Data listing.
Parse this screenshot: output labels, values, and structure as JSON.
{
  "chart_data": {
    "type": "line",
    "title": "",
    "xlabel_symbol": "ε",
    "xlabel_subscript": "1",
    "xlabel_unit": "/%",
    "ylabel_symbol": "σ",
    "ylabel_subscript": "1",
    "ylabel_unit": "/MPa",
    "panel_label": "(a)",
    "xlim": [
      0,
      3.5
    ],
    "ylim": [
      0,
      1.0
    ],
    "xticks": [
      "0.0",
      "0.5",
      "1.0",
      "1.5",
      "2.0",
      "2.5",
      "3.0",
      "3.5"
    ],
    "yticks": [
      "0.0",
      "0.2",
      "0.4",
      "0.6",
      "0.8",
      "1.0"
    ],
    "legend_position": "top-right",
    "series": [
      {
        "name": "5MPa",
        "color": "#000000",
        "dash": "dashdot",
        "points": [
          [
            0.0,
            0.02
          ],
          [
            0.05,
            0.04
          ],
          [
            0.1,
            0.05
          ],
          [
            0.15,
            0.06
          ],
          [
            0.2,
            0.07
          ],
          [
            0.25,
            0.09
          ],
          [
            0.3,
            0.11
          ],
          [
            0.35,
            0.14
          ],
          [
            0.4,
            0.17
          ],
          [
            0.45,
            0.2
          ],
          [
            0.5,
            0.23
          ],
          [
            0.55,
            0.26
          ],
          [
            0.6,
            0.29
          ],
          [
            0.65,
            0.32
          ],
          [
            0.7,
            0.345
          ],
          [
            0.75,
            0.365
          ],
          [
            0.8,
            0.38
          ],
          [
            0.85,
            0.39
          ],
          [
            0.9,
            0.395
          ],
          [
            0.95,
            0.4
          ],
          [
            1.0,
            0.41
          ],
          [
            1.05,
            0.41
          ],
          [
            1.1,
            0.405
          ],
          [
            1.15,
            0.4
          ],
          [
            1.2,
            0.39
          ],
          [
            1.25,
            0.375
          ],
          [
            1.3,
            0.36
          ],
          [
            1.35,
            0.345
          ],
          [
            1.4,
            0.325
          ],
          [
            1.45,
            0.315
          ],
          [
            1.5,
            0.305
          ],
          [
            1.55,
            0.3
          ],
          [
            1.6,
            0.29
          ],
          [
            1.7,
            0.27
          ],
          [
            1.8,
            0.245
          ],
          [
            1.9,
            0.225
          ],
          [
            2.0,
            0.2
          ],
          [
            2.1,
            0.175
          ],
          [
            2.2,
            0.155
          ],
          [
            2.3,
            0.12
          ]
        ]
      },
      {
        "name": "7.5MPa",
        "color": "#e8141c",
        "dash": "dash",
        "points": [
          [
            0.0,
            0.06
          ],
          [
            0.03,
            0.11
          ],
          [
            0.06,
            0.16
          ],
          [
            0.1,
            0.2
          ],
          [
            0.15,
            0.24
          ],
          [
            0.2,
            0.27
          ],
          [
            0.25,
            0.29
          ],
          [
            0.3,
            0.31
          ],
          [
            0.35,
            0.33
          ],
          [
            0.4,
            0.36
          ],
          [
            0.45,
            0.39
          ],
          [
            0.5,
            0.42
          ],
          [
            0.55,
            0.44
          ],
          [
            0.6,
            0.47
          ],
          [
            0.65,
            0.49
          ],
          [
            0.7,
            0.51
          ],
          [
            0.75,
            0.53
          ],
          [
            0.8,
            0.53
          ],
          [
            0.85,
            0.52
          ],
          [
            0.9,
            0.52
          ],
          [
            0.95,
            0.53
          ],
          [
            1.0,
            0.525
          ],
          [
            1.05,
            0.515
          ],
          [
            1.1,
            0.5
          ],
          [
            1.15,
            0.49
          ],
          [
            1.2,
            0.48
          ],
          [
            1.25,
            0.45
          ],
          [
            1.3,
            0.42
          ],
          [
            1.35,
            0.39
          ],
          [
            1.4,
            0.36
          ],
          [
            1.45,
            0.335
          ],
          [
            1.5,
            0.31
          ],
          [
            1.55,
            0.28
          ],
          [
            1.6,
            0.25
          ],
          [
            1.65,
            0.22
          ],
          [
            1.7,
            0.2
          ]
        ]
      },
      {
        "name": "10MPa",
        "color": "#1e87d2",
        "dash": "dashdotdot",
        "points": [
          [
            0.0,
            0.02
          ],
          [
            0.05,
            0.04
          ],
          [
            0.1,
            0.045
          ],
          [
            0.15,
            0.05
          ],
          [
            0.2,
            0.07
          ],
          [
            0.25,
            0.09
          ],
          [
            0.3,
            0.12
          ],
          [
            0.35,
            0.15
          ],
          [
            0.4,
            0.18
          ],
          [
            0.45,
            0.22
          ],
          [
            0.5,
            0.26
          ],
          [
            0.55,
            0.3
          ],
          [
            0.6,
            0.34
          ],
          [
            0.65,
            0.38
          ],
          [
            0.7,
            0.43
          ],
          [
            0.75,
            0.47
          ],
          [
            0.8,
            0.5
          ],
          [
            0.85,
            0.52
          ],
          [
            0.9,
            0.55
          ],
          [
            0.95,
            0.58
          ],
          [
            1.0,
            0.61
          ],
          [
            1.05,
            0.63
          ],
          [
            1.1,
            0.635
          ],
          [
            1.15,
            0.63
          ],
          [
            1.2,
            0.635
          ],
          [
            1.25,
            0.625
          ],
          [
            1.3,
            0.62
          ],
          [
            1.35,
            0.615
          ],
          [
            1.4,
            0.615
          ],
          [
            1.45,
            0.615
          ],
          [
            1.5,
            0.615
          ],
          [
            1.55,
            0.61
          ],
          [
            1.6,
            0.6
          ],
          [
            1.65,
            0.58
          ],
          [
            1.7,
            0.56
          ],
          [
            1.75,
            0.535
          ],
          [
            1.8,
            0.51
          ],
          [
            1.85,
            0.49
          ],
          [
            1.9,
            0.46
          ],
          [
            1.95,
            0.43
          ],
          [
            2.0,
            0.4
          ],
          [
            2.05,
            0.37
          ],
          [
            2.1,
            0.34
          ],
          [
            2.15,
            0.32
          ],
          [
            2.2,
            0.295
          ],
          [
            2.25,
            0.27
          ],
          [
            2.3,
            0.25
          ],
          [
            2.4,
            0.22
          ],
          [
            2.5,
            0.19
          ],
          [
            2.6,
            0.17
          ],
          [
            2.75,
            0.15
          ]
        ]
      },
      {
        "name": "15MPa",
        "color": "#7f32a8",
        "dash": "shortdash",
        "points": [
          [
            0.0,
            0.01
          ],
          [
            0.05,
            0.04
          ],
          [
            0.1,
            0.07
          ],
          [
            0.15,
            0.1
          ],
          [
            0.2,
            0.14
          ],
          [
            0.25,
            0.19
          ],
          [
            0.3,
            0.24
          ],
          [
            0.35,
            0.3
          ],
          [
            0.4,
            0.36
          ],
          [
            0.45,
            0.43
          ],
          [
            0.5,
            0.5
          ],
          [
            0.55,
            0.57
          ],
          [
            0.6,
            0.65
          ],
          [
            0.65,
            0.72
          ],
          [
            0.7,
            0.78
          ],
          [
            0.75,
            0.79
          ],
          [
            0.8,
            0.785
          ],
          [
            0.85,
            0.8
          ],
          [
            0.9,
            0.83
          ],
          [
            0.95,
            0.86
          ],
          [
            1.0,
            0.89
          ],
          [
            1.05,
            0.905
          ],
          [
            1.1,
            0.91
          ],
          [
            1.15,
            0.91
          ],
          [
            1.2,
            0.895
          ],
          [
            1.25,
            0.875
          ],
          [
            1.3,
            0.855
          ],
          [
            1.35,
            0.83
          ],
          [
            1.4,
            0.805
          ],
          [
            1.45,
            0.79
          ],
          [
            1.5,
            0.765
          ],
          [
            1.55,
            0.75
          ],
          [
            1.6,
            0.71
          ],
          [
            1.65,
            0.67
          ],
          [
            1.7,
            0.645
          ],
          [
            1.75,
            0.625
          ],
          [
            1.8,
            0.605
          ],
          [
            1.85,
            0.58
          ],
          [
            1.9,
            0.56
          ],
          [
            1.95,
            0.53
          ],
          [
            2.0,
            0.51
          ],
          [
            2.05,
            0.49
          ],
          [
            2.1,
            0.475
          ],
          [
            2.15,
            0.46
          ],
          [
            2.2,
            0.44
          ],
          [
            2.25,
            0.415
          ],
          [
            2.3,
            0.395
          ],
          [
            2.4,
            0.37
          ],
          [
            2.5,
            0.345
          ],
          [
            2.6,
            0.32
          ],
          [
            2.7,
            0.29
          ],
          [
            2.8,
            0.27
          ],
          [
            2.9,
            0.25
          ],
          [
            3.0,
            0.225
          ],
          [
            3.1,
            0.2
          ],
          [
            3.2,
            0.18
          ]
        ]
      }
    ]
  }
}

What the task asks. Using the records above, copy every line that has the word "dash" in it.

Result of the exercise.
        "dash": "dashdot",
        "dash": "dash",
        "dash": "dashdotdot",
        "dash": "shortdash",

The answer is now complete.